■ **Written instruction**: Among the records below, find each line that includes the string "move" and copy it.
+++ Records for this task
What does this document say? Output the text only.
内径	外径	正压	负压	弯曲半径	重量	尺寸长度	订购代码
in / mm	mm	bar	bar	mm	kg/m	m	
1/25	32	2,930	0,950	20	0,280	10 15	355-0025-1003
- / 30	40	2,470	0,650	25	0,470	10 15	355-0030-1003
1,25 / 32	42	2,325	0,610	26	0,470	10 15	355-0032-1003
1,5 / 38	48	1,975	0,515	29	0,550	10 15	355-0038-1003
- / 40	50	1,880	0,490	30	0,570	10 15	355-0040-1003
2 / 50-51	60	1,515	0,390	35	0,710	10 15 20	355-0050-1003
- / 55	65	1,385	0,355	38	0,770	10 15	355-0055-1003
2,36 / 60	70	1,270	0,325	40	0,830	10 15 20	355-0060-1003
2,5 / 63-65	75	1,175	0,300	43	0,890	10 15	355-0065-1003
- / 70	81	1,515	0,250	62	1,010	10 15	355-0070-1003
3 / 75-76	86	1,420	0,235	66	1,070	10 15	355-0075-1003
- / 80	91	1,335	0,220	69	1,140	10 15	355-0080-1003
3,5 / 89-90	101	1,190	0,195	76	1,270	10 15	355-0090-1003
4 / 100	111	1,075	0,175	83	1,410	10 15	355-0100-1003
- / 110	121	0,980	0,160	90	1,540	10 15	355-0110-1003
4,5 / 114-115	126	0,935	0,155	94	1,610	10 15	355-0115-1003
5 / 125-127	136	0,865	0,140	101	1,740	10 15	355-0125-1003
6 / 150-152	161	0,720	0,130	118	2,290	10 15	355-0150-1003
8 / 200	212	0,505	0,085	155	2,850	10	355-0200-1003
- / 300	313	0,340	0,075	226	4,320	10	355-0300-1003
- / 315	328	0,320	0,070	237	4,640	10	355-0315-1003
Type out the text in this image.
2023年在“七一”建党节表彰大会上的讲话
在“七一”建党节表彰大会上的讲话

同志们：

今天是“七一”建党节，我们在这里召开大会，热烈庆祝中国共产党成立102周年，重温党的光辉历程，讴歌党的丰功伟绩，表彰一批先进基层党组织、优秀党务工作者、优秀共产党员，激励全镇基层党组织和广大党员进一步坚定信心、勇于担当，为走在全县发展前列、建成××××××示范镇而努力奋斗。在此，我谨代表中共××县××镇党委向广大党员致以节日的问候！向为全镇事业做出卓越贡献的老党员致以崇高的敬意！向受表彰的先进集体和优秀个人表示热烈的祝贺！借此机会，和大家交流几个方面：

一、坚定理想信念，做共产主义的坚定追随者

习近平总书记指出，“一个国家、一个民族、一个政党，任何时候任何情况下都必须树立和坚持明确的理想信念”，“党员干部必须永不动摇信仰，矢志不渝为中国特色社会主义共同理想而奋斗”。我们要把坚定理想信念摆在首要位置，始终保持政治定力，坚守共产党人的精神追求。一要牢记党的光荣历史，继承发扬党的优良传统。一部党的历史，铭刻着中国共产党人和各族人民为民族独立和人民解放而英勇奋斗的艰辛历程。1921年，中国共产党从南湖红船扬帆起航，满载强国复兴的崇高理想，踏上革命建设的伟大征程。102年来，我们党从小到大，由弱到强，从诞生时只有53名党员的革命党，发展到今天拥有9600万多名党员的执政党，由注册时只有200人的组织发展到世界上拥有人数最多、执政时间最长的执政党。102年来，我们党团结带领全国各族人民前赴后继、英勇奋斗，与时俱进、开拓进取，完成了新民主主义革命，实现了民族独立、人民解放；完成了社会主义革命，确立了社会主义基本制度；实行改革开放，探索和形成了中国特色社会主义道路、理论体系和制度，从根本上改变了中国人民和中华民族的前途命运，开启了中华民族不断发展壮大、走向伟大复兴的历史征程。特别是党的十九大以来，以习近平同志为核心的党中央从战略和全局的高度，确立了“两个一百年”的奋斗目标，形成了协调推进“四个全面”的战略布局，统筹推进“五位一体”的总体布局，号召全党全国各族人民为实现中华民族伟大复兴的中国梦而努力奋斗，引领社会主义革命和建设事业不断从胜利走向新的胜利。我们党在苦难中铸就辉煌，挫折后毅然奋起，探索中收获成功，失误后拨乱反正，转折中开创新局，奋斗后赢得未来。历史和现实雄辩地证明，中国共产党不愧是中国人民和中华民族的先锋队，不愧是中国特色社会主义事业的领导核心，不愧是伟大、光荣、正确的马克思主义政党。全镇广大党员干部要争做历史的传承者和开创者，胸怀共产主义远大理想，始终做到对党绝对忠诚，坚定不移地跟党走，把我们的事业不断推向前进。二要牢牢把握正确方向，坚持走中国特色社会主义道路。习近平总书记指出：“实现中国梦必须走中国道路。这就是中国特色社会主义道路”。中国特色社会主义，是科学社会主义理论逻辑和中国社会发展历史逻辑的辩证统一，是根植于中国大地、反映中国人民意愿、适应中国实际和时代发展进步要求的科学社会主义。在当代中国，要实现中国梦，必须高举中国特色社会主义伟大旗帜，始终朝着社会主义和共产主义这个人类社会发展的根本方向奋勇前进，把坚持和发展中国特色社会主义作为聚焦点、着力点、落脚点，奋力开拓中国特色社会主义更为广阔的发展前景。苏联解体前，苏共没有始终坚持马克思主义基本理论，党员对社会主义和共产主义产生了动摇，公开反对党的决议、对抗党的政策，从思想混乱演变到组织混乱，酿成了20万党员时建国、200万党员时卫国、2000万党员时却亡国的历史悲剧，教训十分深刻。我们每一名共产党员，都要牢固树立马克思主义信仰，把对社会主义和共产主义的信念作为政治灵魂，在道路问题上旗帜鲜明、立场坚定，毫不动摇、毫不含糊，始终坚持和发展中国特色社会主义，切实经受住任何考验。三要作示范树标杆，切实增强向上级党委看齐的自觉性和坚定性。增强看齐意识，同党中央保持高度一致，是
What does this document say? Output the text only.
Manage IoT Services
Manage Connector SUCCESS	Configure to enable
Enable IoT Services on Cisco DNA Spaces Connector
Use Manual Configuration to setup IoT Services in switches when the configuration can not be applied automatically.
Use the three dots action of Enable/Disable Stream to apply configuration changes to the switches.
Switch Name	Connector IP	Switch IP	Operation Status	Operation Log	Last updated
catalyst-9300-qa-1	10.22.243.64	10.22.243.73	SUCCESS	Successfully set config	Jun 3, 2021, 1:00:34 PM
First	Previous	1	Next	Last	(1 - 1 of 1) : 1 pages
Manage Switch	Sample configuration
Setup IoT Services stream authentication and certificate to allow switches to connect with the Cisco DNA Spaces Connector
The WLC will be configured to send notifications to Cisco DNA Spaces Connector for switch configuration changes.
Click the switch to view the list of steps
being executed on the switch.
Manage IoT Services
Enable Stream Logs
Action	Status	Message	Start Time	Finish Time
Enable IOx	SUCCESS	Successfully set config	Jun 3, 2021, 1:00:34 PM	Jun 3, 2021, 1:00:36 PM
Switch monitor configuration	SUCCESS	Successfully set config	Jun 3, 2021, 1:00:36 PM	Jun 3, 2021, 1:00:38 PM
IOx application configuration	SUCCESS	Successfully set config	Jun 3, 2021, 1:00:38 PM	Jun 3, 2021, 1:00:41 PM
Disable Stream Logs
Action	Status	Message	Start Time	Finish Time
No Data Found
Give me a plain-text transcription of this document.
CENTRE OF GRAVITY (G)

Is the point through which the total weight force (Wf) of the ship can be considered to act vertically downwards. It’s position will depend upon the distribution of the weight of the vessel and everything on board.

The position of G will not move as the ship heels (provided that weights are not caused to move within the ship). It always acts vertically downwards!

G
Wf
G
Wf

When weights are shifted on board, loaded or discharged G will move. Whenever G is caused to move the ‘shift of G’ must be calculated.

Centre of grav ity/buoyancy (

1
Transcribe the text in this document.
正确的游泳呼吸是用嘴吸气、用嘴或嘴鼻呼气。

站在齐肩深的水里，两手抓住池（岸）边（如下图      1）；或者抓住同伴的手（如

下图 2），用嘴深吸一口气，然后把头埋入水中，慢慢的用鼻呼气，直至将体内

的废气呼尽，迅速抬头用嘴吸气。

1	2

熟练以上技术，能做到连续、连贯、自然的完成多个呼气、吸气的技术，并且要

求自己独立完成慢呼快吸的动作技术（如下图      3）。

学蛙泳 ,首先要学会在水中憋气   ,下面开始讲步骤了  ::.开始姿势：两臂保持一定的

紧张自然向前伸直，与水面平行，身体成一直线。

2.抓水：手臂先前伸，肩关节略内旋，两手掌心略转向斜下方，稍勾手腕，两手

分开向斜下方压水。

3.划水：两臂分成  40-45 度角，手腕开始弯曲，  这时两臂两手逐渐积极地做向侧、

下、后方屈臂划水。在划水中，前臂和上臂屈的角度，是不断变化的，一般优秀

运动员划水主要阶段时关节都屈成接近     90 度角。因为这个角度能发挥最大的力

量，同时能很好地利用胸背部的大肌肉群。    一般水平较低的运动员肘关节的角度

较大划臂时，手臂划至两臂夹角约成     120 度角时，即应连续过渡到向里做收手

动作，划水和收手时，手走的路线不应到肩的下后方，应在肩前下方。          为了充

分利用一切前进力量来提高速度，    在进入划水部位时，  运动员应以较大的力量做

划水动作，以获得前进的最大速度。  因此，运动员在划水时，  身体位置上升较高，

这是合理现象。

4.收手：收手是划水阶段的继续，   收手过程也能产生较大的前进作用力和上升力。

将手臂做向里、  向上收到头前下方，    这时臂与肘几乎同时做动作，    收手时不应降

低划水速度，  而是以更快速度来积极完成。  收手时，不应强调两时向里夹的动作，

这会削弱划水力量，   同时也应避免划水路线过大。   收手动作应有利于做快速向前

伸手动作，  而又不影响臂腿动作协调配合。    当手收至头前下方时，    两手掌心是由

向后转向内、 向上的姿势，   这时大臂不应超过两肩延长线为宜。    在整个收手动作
++++++
■ **Task answer**:
The position of G will not move as the ship heels (provided that weights are not caused to move within the ship). It always acts vertically downwards!
When weights are shifted on board, loaded or discharged G will move. Whenever G is caused to move the ‘shift of G’ must be calculated.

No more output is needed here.